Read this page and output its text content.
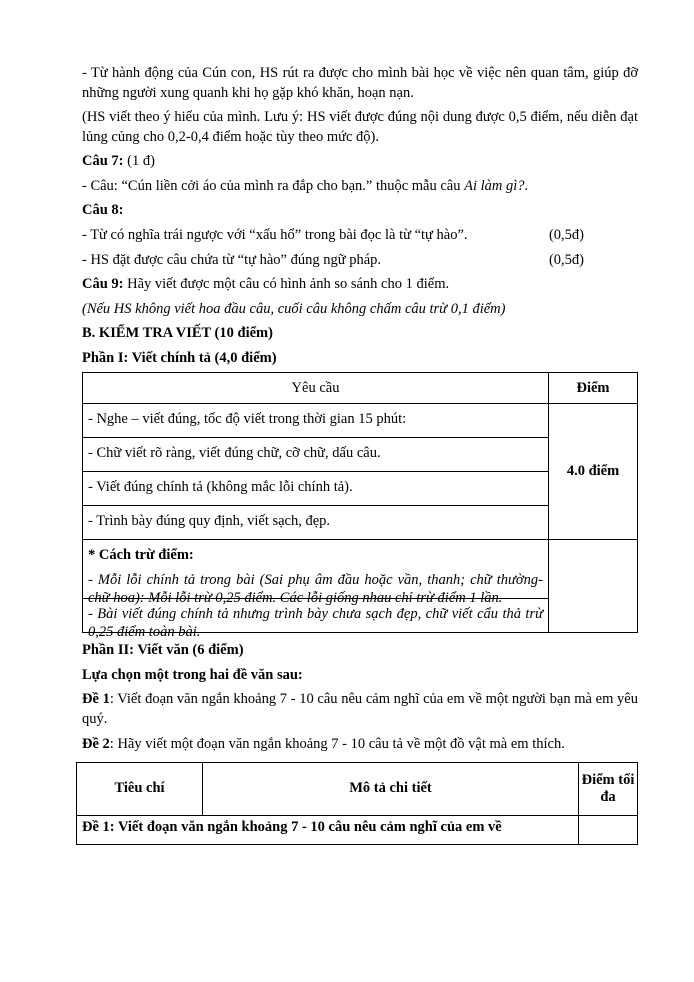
- Từ hành động của Cún con, HS rút ra được cho mình bài học về việc nên quan tâm, giúp đỡ những người xung quanh khi họ gặp khó khăn, hoạn nạn.

(HS viết theo ý hiểu của mình. Lưu ý: HS viết được đúng nội dung được 0,5 điểm, nếu diễn đạt lủng củng cho 0,2-0,4 điểm hoặc tùy theo mức độ).

Câu 7: (1 đ)

- Câu: “Cún liền cởi áo của mình ra đắp cho bạn.” thuộc mẫu câu Ai làm gì?.

Câu 8:

- Từ có nghĩa trái ngược với “xấu hổ” trong bài đọc là từ “tự hào”.	(0,5đ)
- HS đặt được câu chứa từ “tự hào” đúng ngữ pháp.	(0,5đ)

Câu 9: Hãy viết được một câu có hình ảnh so sánh cho 1 điểm.

(Nếu HS không viết hoa đầu câu, cuối câu không chấm câu trừ 0,1 điểm)

B. KIỂM TRA VIẾT (10 điểm)

Phần I: Viết chính tả (4,0 điểm)

Yêu cầu	Điểm

- Nghe – viết đúng, tốc độ viết trong thời gian 15 phút:
- Chữ viết rõ ràng, viết đúng chữ, cỡ chữ, dấu câu.
- Viết đúng chính tả (không mắc lỗi chính tả).
- Trình bày đúng quy định, viết sạch, đẹp.	4.0 điểm

* Cách trừ điểm:
- Mỗi lỗi chính tả trong bài (Sai phụ âm đầu hoặc vần, thanh; chữ thường-chữ hoa): Mỗi lỗi trừ 0,25 điểm. Các lỗi giống nhau chỉ trừ điểm 1 lần.
- Bài viết đúng chính tả nhưng trình bày chưa sạch đẹp, chữ viết cẩu thả trừ 0,25 điểm toàn bài.	

Phần II: Viết văn (6 điểm)

Lựa chọn một trong hai đề văn sau:

Đề 1: Viết đoạn văn ngắn khoảng 7 - 10 câu nêu cảm nghĩ của em về một người bạn mà em yêu quý.

Đề 2: Hãy viết một đoạn văn ngắn khoảng 7 - 10 câu tả về một đồ vật mà em thích.

Tiêu chí	Mô tả chi tiết	Điểm tối đa
Đề 1: Viết đoạn văn ngắn khoảng 7 - 10 câu nêu cảm nghĩ của em về		
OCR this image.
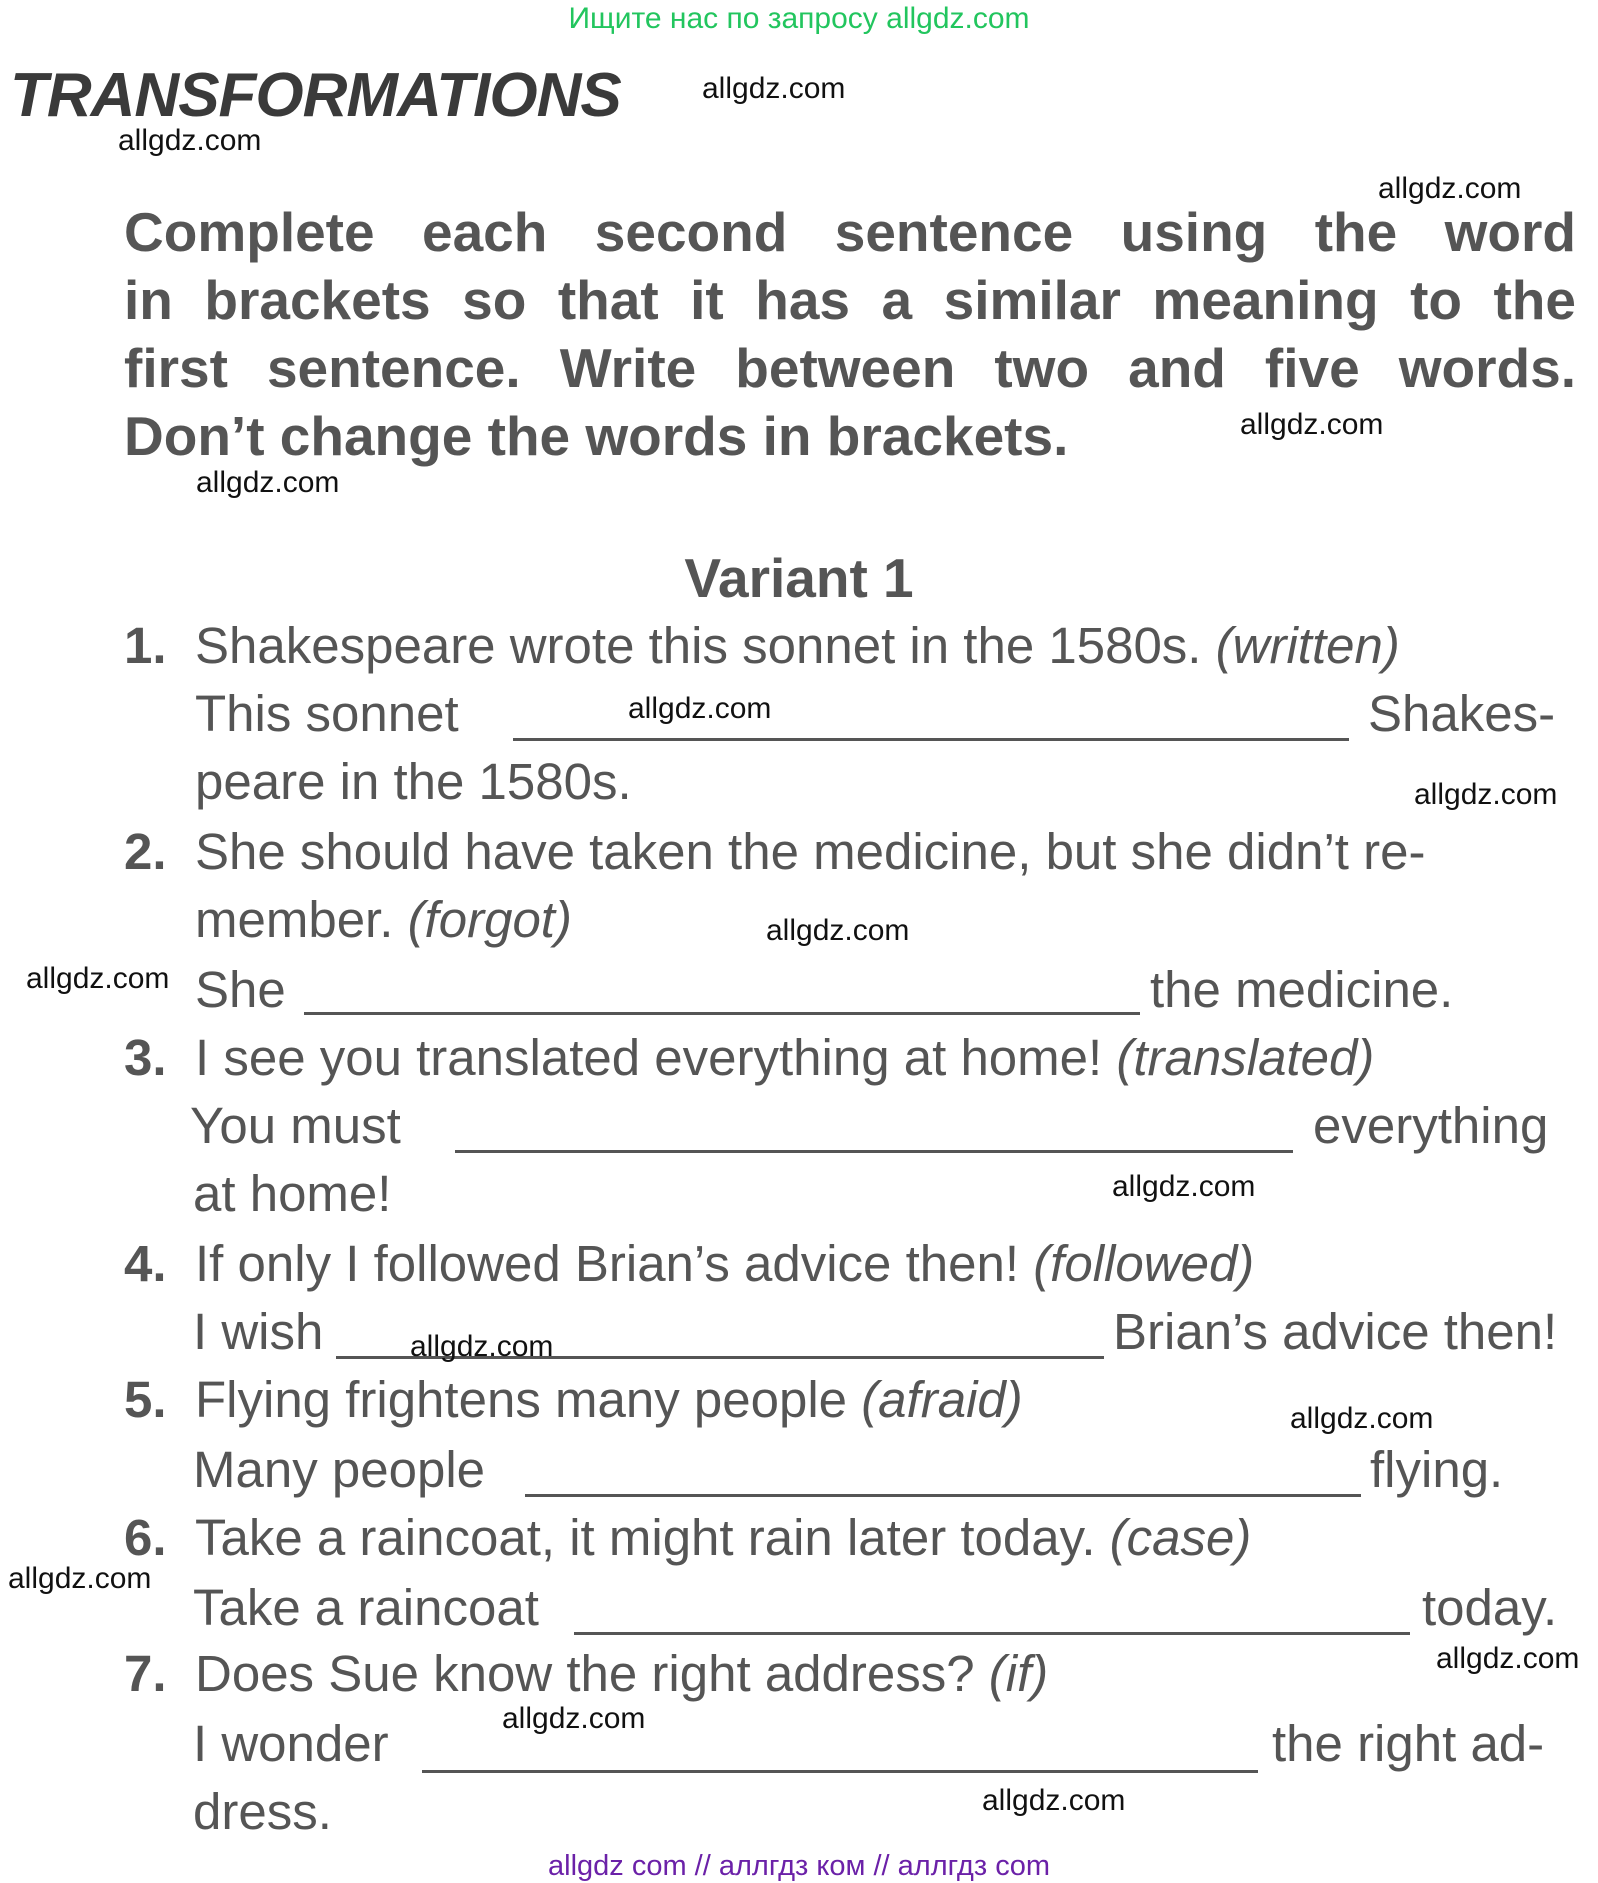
Ищите нас по запросу allgdz.com
TRANSFORMATIONS
Complete each second sentence using the word
in brackets so that it has a similar meaning to the
first sentence. Write between two and five words.
Don’t change the words in brackets.
Variant 1
1. Shakespeare wrote this sonnet in the 1580s. (written)
This sonnet	Shakes-
peare in the 1580s.
2. She should have taken the medicine, but she didn’t re-
member. (forgot)
She	the medicine.
3. I see you translated everything at home! (translated)
You must	everything
at home!
4. If only I followed Brian’s advice then! (followed)
I wish	Brian’s advice then!
5. Flying frightens many people (afraid)
Many people	flying.
6. Take a raincoat, it might rain later today. (case)
Take a raincoat	today.
7. Does Sue know the right address? (if)
I wonder	the right ad-
dress.
allgdz.com
allgdz.com
allgdz.com
allgdz.com
allgdz.com
allgdz.com
allgdz.com
allgdz.com
allgdz.com
allgdz.com
allgdz.com
allgdz.com
allgdz.com
allgdz.com
allgdz.com
allgdz.com
allgdz com // аллгдз ком // аллгдз com
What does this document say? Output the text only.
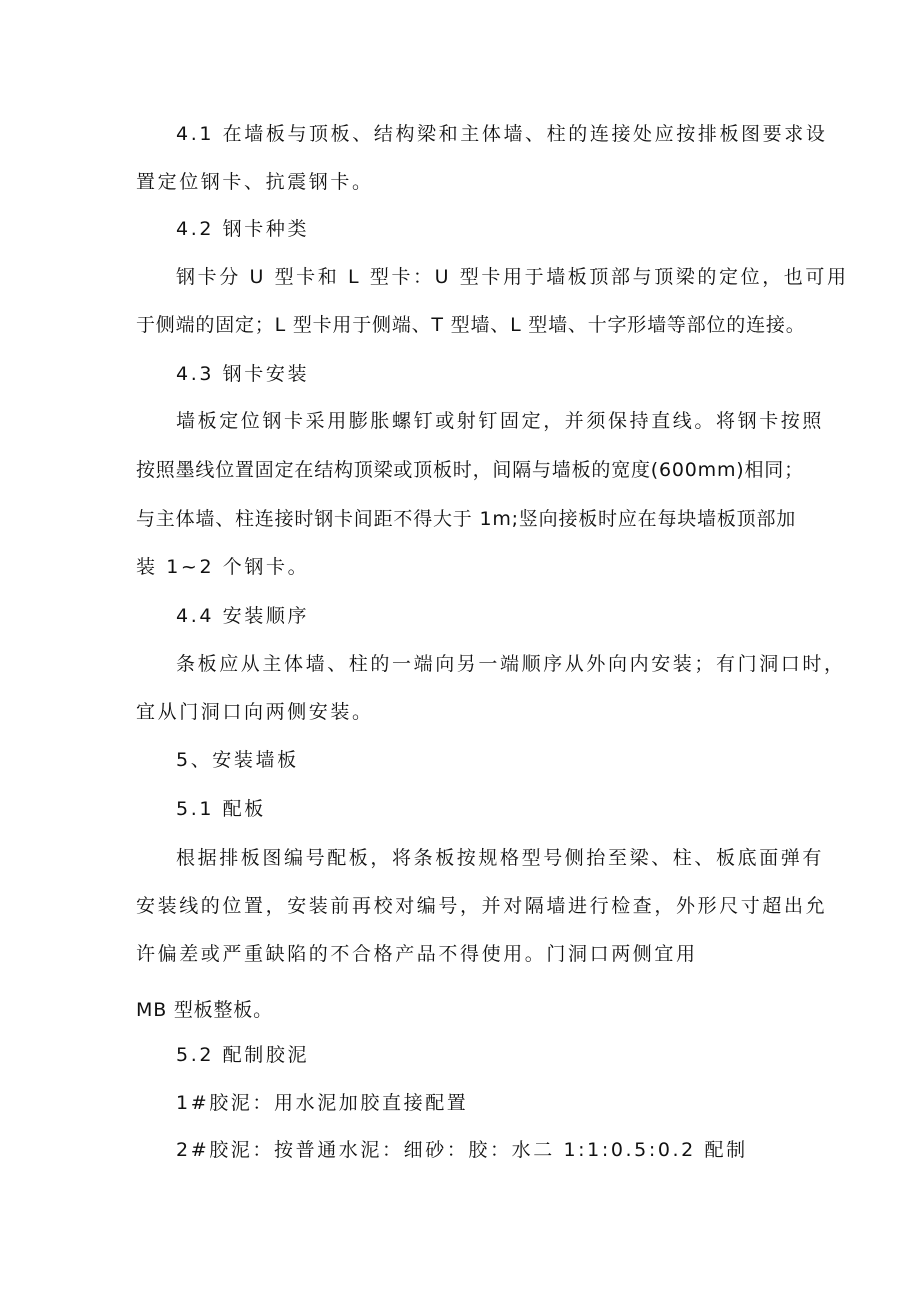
4.1 在墙板与顶板、结构梁和主体墙、柱的连接处应按排板图要求设
置定位钢卡、抗震钢卡。
4.2 钢卡种类
钢卡分 U 型卡和 L 型卡：U 型卡用于墙板顶部与顶梁的定位，也可用
于侧端的固定；L 型卡用于侧端、T 型墙、L 型墙、十字形墙等部位的连接。
4.3 钢卡安装
墙板定位钢卡采用膨胀螺钉或射钉固定，并须保持直线。将钢卡按照
按照墨线位置固定在结构顶梁或顶板时，间隔与墙板的宽度(600mm)相同；
与主体墙、柱连接时钢卡间距不得大于 1m;竖向接板时应在每块墙板顶部加
装 1~2 个钢卡。
4.4 安装顺序
条板应从主体墙、柱的一端向另一端顺序从外向内安装；有门洞口时，
宜从门洞口向两侧安装。
5、安装墙板
5.1 配板
根据排板图编号配板，将条板按规格型号侧抬至梁、柱、板底面弹有
安装线的位置，安装前再校对编号，并对隔墙进行检查，外形尺寸超出允
许偏差或严重缺陷的不合格产品不得使用。门洞口两侧宜用
MB 型板整板。
5.2 配制胶泥
1#胶泥：用水泥加胶直接配置
2#胶泥：按普通水泥：细砂：胶：水二 1:1:0.5:0.2 配制
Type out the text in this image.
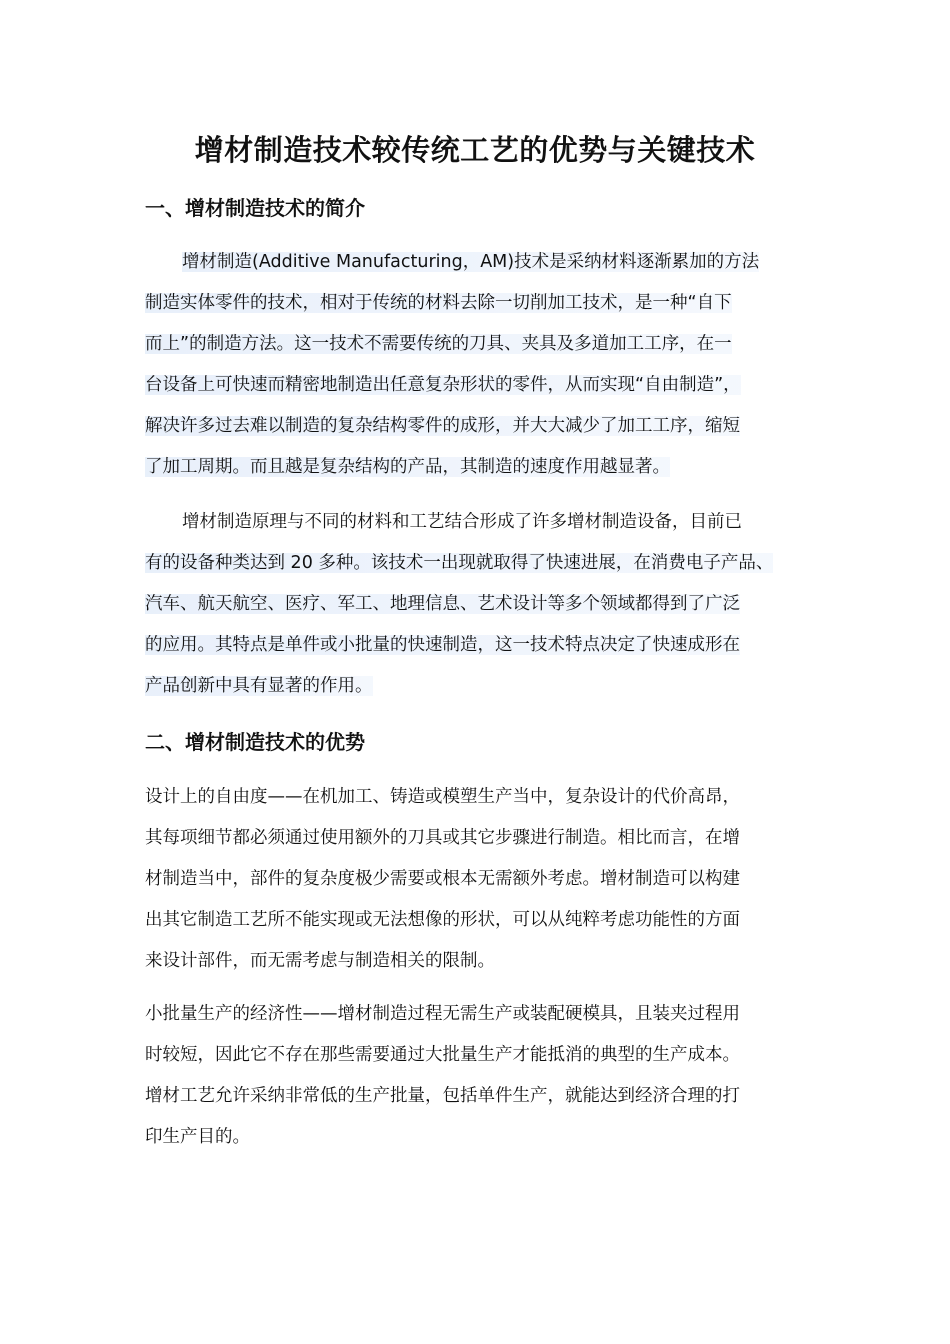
增材制造技术较传统工艺的优势与关键技术
一、增材制造技术的简介
增材制造(Additive Manufacturing，AM)技术是采纳材料逐渐累加的方法
制造实体零件的技术，相对于传统的材料去除一切削加工技术，是一种“自下
而上”的制造方法。这一技术不需要传统的刀具、夹具及多道加工工序，在一
台设备上可快速而精密地制造出任意复杂形状的零件，从而实现“自由制造”，
解决许多过去难以制造的复杂结构零件的成形，并大大减少了加工工序，缩短
了加工周期。而且越是复杂结构的产品，其制造的速度作用越显著。
增材制造原理与不同的材料和工艺结合形成了许多增材制造设备，目前已
有的设备种类达到 20 多种。该技术一出现就取得了快速进展，在消费电子产品、
汽车、航天航空、医疗、军工、地理信息、艺术设计等多个领域都得到了广泛
的应用。其特点是单件或小批量的快速制造，这一技术特点决定了快速成形在
产品创新中具有显著的作用。
二、增材制造技术的优势
设计上的自由度——在机加工、铸造或模塑生产当中，复杂设计的代价高昂，
其每项细节都必须通过使用额外的刀具或其它步骤进行制造。相比而言，在增
材制造当中，部件的复杂度极少需要或根本无需额外考虑。增材制造可以构建
出其它制造工艺所不能实现或无法想像的形状，可以从纯粹考虑功能性的方面
来设计部件，而无需考虑与制造相关的限制。
小批量生产的经济性——增材制造过程无需生产或装配硬模具，且装夹过程用
时较短，因此它不存在那些需要通过大批量生产才能抵消的典型的生产成本。
增材工艺允许采纳非常低的生产批量，包括单件生产，就能达到经济合理的打
印生产目的。
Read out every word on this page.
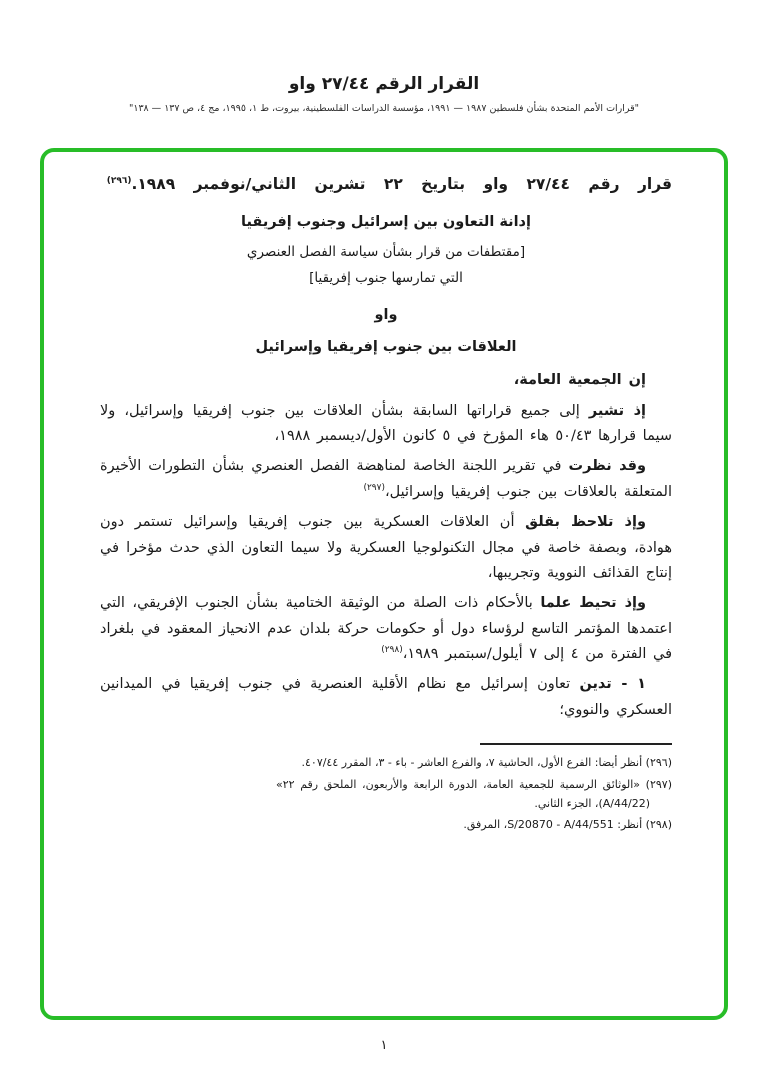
القرار الرقم ٢٧/٤٤ واو
"قرارات الأمم المتحدة بشأن فلسطين ١٩٨٧ — ١٩٩١، مؤسسة الدراسات الفلسطينية، بيروت، ط ١، ١٩٩٥، مج ٤، ص ١٣٧ — ١٣٨"

قرار رقم ٢٧/٤٤ واو بتاريخ ٢٢ تشرين الثاني/نوفمبر ١٩٨٩.$^{(٢٩٦)}$

إدانة التعاون بين إسرائيل وجنوب إفريقيا

[مقتطفات من قرار بشأن سياسة الفصل العنصري

التي تمارسها جنوب إفريقيا]

واو

العلاقات بين جنوب إفريقيا وإسرائيل

إن الجمعية العامة،

إذ تشير إلى جميع قراراتها السابقة بشأن العلاقات بين جنوب إفريقيا وإسرائيل، ولا سيما قرارها ٥٠/٤٣ هاء المؤرخ في ٥ كانون الأول/ديسمبر ١٩٨٨،

وقد نظرت في تقرير اللجنة الخاصة لمناهضة الفصل العنصري بشأن التطورات الأخيرة المتعلقة بالعلاقات بين جنوب إفريقيا وإسرائيل،$^{(٢٩٧)}$

وإذ تلاحظ بقلق أن العلاقات العسكرية بين جنوب إفريقيا وإسرائيل تستمر دون هوادة، وبصفة خاصة في مجال التكنولوجيا العسكرية ولا سيما التعاون الذي حدث مؤخرا في إنتاج القذائف النووية وتجريبها،

وإذ تحيط علما بالأحكام ذات الصلة من الوثيقة الختامية بشأن الجنوب الإفريقي، التي اعتمدها المؤتمر التاسع لرؤساء دول أو حكومات حركة بلدان عدم الانحياز المعقود في بلغراد في الفترة من ٤ إلى ٧ أيلول/سبتمبر ١٩٨٩،$^{(٢٩٨)}$

١ - تدين تعاون إسرائيل مع نظام الأقلية العنصرية في جنوب إفريقيا في الميدانين العسكري والنووي؛

(٢٩٦) أنظر أيضا: الفرع الأول، الحاشية ٧، والفرع العاشر - باء - ٣، المقرر ٤٠٧/٤٤.

(٢٩٧) «الوثائق الرسمية للجمعية العامة، الدورة الرابعة والأربعون، الملحق رقم ٢٢» (A/44/22)، الجزء الثاني.

(٢٩٨) أنظر: S/20870 - A/44/551، المرفق.

١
----
STATED PROBLEM | Find all lines where the word "đúng" appears. Copy them.

FINISHED TASK |
(HS viết theo ý hiểu của mình. Lưu ý: HS viết được đúng nội dung được 0,5 điểm, nếu diễn đạt lủng củng cho 0,2-0,4 điểm hoặc tùy theo mức độ).
- HS đặt được câu chứa từ “tự hào” đúng ngữ pháp.	(0,5đ)
- Nghe – viết đúng, tốc độ viết trong thời gian 15 phút:
- Chữ viết rõ ràng, viết đúng chữ, cỡ chữ, dấu câu.
- Viết đúng chính tả (không mắc lỗi chính tả).
- Trình bày đúng quy định, viết sạch, đẹp.	4.0 điểm
- Bài viết đúng chính tả nhưng trình bày chưa sạch đẹp, chữ viết cẩu thả trừ 0,25 điểm toàn bài.	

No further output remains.